[Data records]

((

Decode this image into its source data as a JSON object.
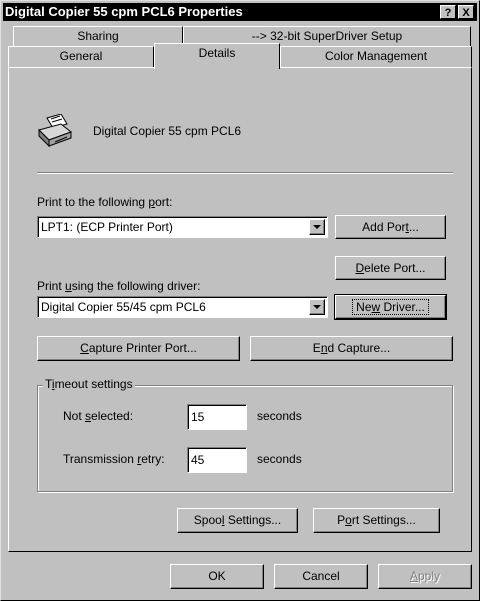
{
  "window": {
    "title": "Digital Copier 55 cpm PCL6 Properties",
    "help_label": "?",
    "close_label": "X"
  },
  "tabs": {
    "row1": [
      "Sharing",
      "--> 32-bit SuperDriver Setup"
    ],
    "row2": [
      "General",
      "Details",
      "Color Management"
    ],
    "active": "Details"
  },
  "printer": {
    "name": "Digital Copier 55 cpm PCL6",
    "icon": "printer-icon"
  },
  "port": {
    "label_pre": "Print to the following ",
    "label_key": "p",
    "label_post": "ort:",
    "value": "LPT1:  (ECP Printer Port)",
    "add_pre": "Add Por",
    "add_key": "t",
    "add_post": "...",
    "delete_pre": "",
    "delete_key": "D",
    "delete_post": "elete Port..."
  },
  "driver": {
    "label_pre": "Print ",
    "label_key": "u",
    "label_post": "sing the following driver:",
    "value": "Digital Copier 55/45 cpm PCL6",
    "new_pre": "Ne",
    "new_key": "w",
    "new_post": " Driver..."
  },
  "capture": {
    "capture_pre": "",
    "capture_key": "C",
    "capture_post": "apture Printer Port...",
    "end_pre": "E",
    "end_key": "n",
    "end_post": "d Capture..."
  },
  "timeout": {
    "title_pre": "T",
    "title_key": "i",
    "title_post": "meout settings",
    "not_selected_pre": "Not ",
    "not_selected_key": "s",
    "not_selected_post": "elected:",
    "not_selected_value": "15",
    "retry_pre": "Transmission ",
    "retry_key": "r",
    "retry_post": "etry:",
    "retry_value": "45",
    "unit": "seconds"
  },
  "settings": {
    "spool_pre": "Spoo",
    "spool_key": "l",
    "spool_post": " Settings...",
    "port_pre": "P",
    "port_key": "o",
    "port_post": "rt Settings..."
  },
  "footer": {
    "ok": "OK",
    "cancel": "Cancel",
    "apply_pre": "",
    "apply_key": "A",
    "apply_post": "pply"
  }
}
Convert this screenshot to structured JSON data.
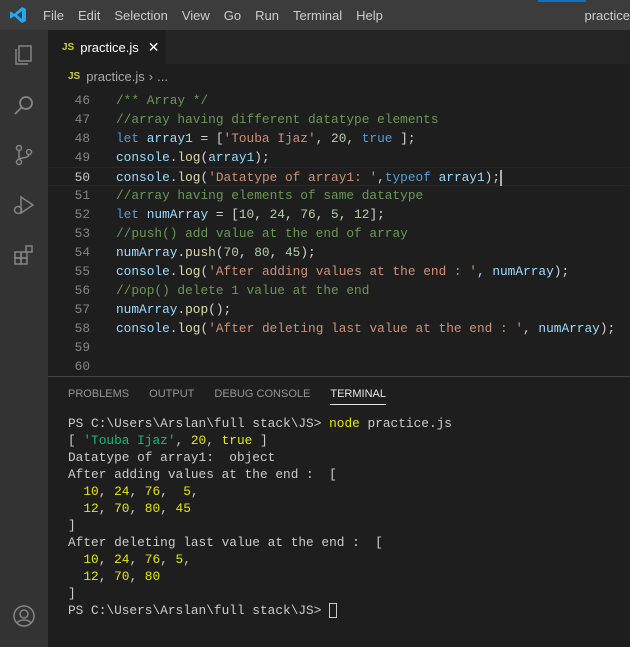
{
  "menu": {
    "items": [
      "File",
      "Edit",
      "Selection",
      "View",
      "Go",
      "Run",
      "Terminal",
      "Help"
    ],
    "title": "practice"
  },
  "tab": {
    "icon": "JS",
    "label": "practice.js",
    "close": "✕"
  },
  "breadcrumb": {
    "file": "practice.js",
    "sep": "›",
    "rest": "..."
  },
  "editor": {
    "lines": [
      {
        "num": "46",
        "tokens": [
          [
            "/** Array */",
            "c"
          ]
        ]
      },
      {
        "num": "47",
        "tokens": [
          [
            "//array having different datatype elements",
            "c"
          ]
        ]
      },
      {
        "num": "48",
        "tokens": [
          [
            "let ",
            "k"
          ],
          [
            "array1",
            "v"
          ],
          [
            " = [",
            "p"
          ],
          [
            "'Touba Ijaz'",
            "s"
          ],
          [
            ", ",
            "p"
          ],
          [
            "20",
            "n"
          ],
          [
            ", ",
            "p"
          ],
          [
            "true",
            "k"
          ],
          [
            " ];",
            "p"
          ]
        ]
      },
      {
        "num": "49",
        "tokens": [
          [
            "console",
            "v"
          ],
          [
            ".",
            "p"
          ],
          [
            "log",
            "f"
          ],
          [
            "(",
            "p"
          ],
          [
            "array1",
            "v"
          ],
          [
            ");",
            "p"
          ]
        ]
      },
      {
        "num": "50",
        "current": true,
        "tokens": [
          [
            "console",
            "v"
          ],
          [
            ".",
            "p"
          ],
          [
            "log",
            "f"
          ],
          [
            "(",
            "p"
          ],
          [
            "'Datatype of array1: '",
            "s"
          ],
          [
            ",",
            "p"
          ],
          [
            "typeof ",
            "k"
          ],
          [
            "array1",
            "v"
          ],
          [
            ");",
            "p"
          ]
        ]
      },
      {
        "num": "51",
        "tokens": [
          [
            "//array having elements of same datatype",
            "c"
          ]
        ]
      },
      {
        "num": "52",
        "tokens": [
          [
            "let ",
            "k"
          ],
          [
            "numArray",
            "v"
          ],
          [
            " = [",
            "p"
          ],
          [
            "10",
            "n"
          ],
          [
            ", ",
            "p"
          ],
          [
            "24",
            "n"
          ],
          [
            ", ",
            "p"
          ],
          [
            "76",
            "n"
          ],
          [
            ", ",
            "p"
          ],
          [
            "5",
            "n"
          ],
          [
            ", ",
            "p"
          ],
          [
            "12",
            "n"
          ],
          [
            "];",
            "p"
          ]
        ]
      },
      {
        "num": "53",
        "tokens": [
          [
            "//push() add value at the end of array",
            "c"
          ]
        ]
      },
      {
        "num": "54",
        "tokens": [
          [
            "numArray",
            "v"
          ],
          [
            ".",
            "p"
          ],
          [
            "push",
            "f"
          ],
          [
            "(",
            "p"
          ],
          [
            "70",
            "n"
          ],
          [
            ", ",
            "p"
          ],
          [
            "80",
            "n"
          ],
          [
            ", ",
            "p"
          ],
          [
            "45",
            "n"
          ],
          [
            ");",
            "p"
          ]
        ]
      },
      {
        "num": "55",
        "tokens": [
          [
            "console",
            "v"
          ],
          [
            ".",
            "p"
          ],
          [
            "log",
            "f"
          ],
          [
            "(",
            "p"
          ],
          [
            "'After adding values at the end : '",
            "s"
          ],
          [
            ", ",
            "p"
          ],
          [
            "numArray",
            "v"
          ],
          [
            ");",
            "p"
          ]
        ]
      },
      {
        "num": "56",
        "tokens": [
          [
            "//pop() delete 1 value at the end",
            "c"
          ]
        ]
      },
      {
        "num": "57",
        "tokens": [
          [
            "numArray",
            "v"
          ],
          [
            ".",
            "p"
          ],
          [
            "pop",
            "f"
          ],
          [
            "();",
            "p"
          ]
        ]
      },
      {
        "num": "58",
        "tokens": [
          [
            "console",
            "v"
          ],
          [
            ".",
            "p"
          ],
          [
            "log",
            "f"
          ],
          [
            "(",
            "p"
          ],
          [
            "'After deleting last value at the end : '",
            "s"
          ],
          [
            ", ",
            "p"
          ],
          [
            "numArray",
            "v"
          ],
          [
            ");",
            "p"
          ]
        ]
      },
      {
        "num": "59",
        "tokens": []
      },
      {
        "num": "60",
        "tokens": []
      }
    ]
  },
  "panel": {
    "tabs": [
      "PROBLEMS",
      "OUTPUT",
      "DEBUG CONSOLE",
      "TERMINAL"
    ],
    "active": 3
  },
  "terminal": {
    "lines": [
      [
        [
          "PS C:\\Users\\Arslan\\full stack\\JS> ",
          "w"
        ],
        [
          "node",
          "y"
        ],
        [
          " practice.js",
          "w"
        ]
      ],
      [
        [
          "[ ",
          "w"
        ],
        [
          "'Touba Ijaz'",
          "g"
        ],
        [
          ", ",
          "w"
        ],
        [
          "20",
          "y"
        ],
        [
          ", ",
          "w"
        ],
        [
          "true",
          "y"
        ],
        [
          " ]",
          "w"
        ]
      ],
      [
        [
          "Datatype of array1:  object",
          "w"
        ]
      ],
      [
        [
          "After adding values at the end :  [",
          "w"
        ]
      ],
      [
        [
          "  ",
          "w"
        ],
        [
          "10",
          "y"
        ],
        [
          ", ",
          "w"
        ],
        [
          "24",
          "y"
        ],
        [
          ", ",
          "w"
        ],
        [
          "76",
          "y"
        ],
        [
          ",  ",
          "w"
        ],
        [
          "5",
          "y"
        ],
        [
          ",",
          "w"
        ]
      ],
      [
        [
          "  ",
          "w"
        ],
        [
          "12",
          "y"
        ],
        [
          ", ",
          "w"
        ],
        [
          "70",
          "y"
        ],
        [
          ", ",
          "w"
        ],
        [
          "80",
          "y"
        ],
        [
          ", ",
          "w"
        ],
        [
          "45",
          "y"
        ]
      ],
      [
        [
          "]",
          "w"
        ]
      ],
      [
        [
          "After deleting last value at the end :  [",
          "w"
        ]
      ],
      [
        [
          "  ",
          "w"
        ],
        [
          "10",
          "y"
        ],
        [
          ", ",
          "w"
        ],
        [
          "24",
          "y"
        ],
        [
          ", ",
          "w"
        ],
        [
          "76",
          "y"
        ],
        [
          ", ",
          "w"
        ],
        [
          "5",
          "y"
        ],
        [
          ",",
          "w"
        ]
      ],
      [
        [
          "  ",
          "w"
        ],
        [
          "12",
          "y"
        ],
        [
          ", ",
          "w"
        ],
        [
          "70",
          "y"
        ],
        [
          ", ",
          "w"
        ],
        [
          "80",
          "y"
        ]
      ],
      [
        [
          "]",
          "w"
        ]
      ],
      [
        [
          "PS C:\\Users\\Arslan\\full stack\\JS> ",
          "w"
        ]
      ]
    ]
  }
}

))

__Required work__. Report how many lines of the entries hold the word "adding". Nothing else is needed.

__Reply to the task__. 2